### The exercise
All records must be quoted exactly. Omit the pictures.

### Excerpted data
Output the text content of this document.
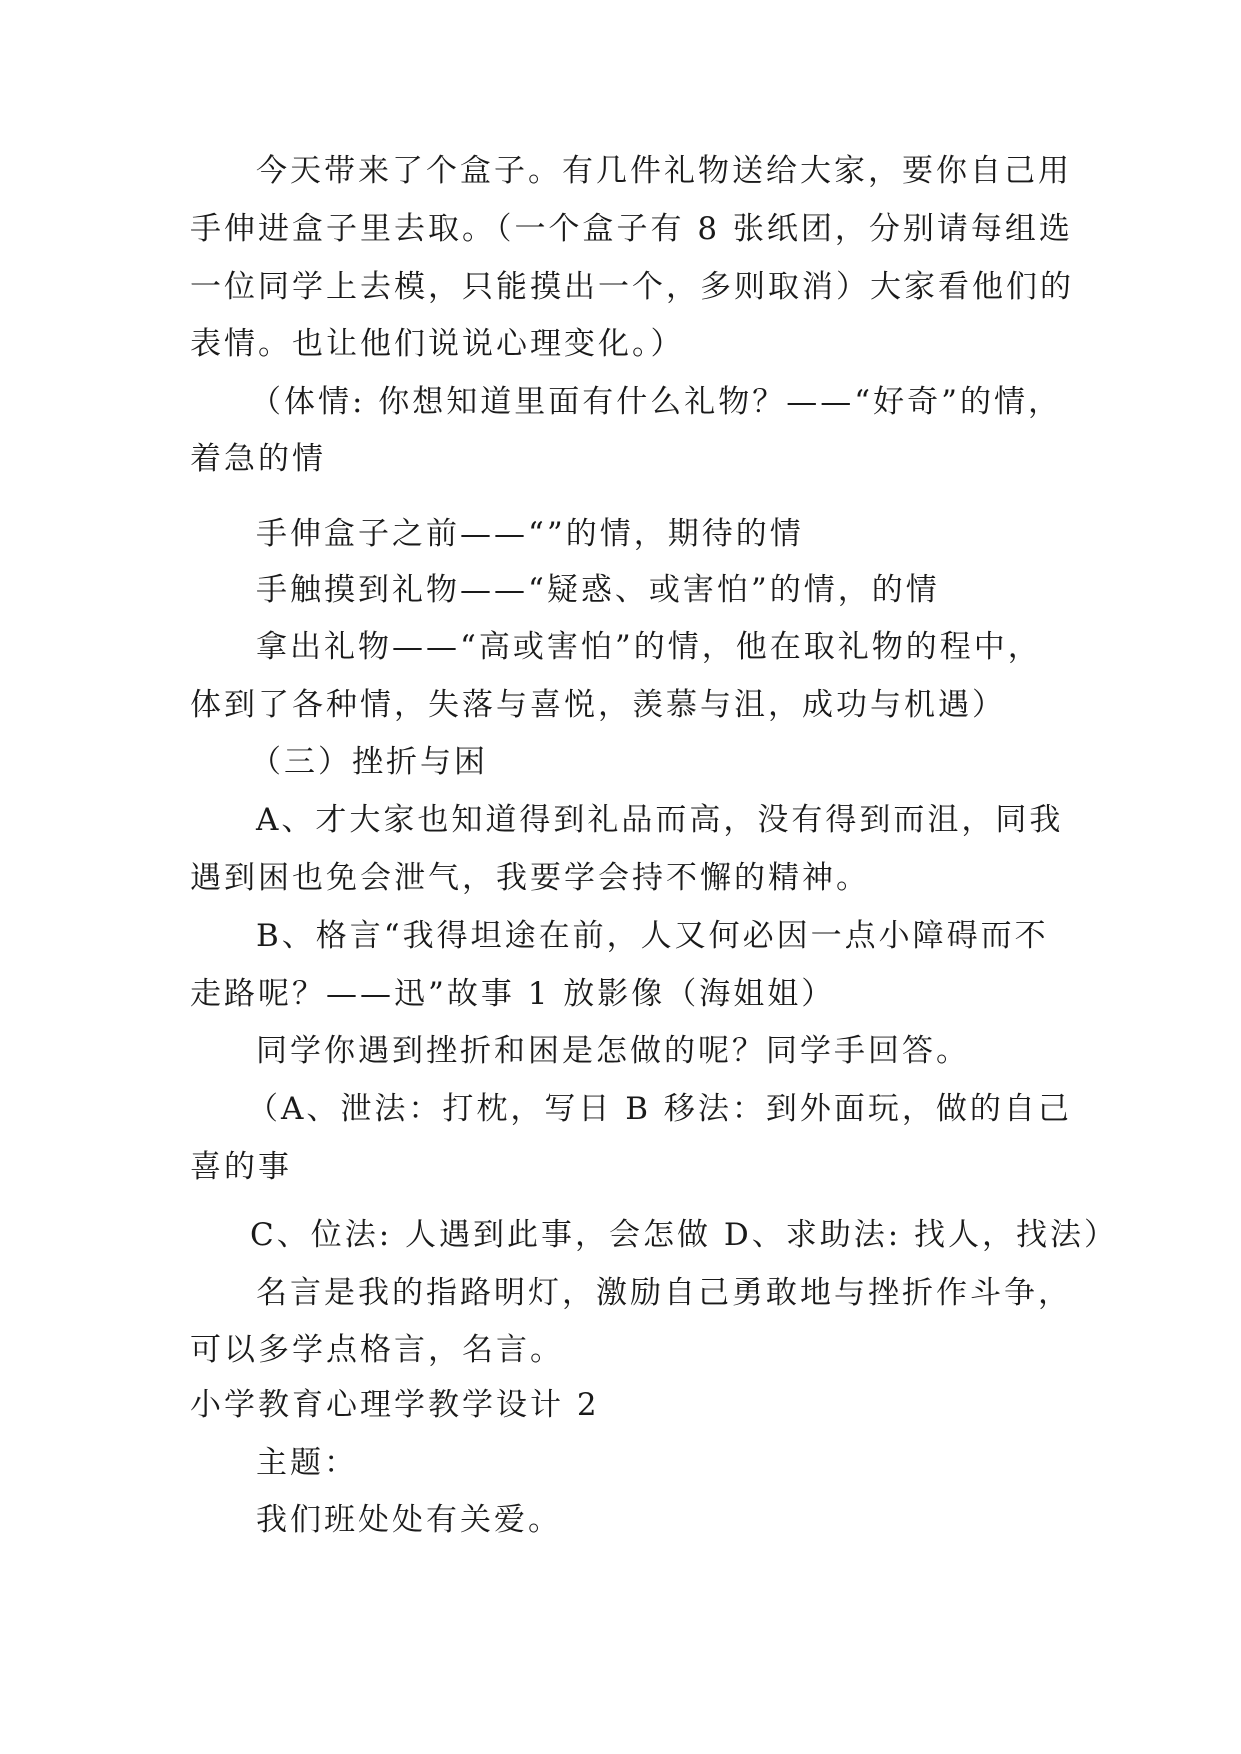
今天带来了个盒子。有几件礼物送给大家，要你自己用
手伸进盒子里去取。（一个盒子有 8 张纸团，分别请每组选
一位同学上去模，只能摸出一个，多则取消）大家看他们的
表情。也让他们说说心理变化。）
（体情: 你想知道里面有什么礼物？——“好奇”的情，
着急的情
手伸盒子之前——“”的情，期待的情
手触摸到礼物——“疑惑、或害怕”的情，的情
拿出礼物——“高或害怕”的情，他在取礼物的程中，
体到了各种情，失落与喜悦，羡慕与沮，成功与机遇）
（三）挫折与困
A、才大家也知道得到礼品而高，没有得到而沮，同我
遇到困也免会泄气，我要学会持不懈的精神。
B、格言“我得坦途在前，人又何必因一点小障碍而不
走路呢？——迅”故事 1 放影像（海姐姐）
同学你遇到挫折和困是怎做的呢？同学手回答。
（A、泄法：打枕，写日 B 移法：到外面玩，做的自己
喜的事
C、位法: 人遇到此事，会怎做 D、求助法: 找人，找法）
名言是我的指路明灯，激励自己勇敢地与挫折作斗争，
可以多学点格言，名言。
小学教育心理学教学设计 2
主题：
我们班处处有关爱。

### Response
Output the text content of this document.
今天带来了个盒子。有几件礼物送给大家，要你自己用
手伸进盒子里去取。（一个盒子有 8 张纸团，分别请每组选
一位同学上去模，只能摸出一个，多则取消）大家看他们的
表情。也让他们说说心理变化。）
（体情: 你想知道里面有什么礼物？——“好奇”的情，
着急的情
手伸盒子之前——“”的情，期待的情
手触摸到礼物——“疑惑、或害怕”的情，的情
拿出礼物——“高或害怕”的情，他在取礼物的程中，
体到了各种情，失落与喜悦，羡慕与沮，成功与机遇）
（三）挫折与困
A、才大家也知道得到礼品而高，没有得到而沮，同我
遇到困也免会泄气，我要学会持不懈的精神。
B、格言“我得坦途在前，人又何必因一点小障碍而不
走路呢？——迅”故事 1 放影像（海姐姐）
同学你遇到挫折和困是怎做的呢？同学手回答。
（A、泄法：打枕，写日 B 移法：到外面玩，做的自己
喜的事
C、位法: 人遇到此事，会怎做 D、求助法: 找人，找法）
名言是我的指路明灯，激励自己勇敢地与挫折作斗争，
可以多学点格言，名言。
小学教育心理学教学设计 2
主题：
我们班处处有关爱。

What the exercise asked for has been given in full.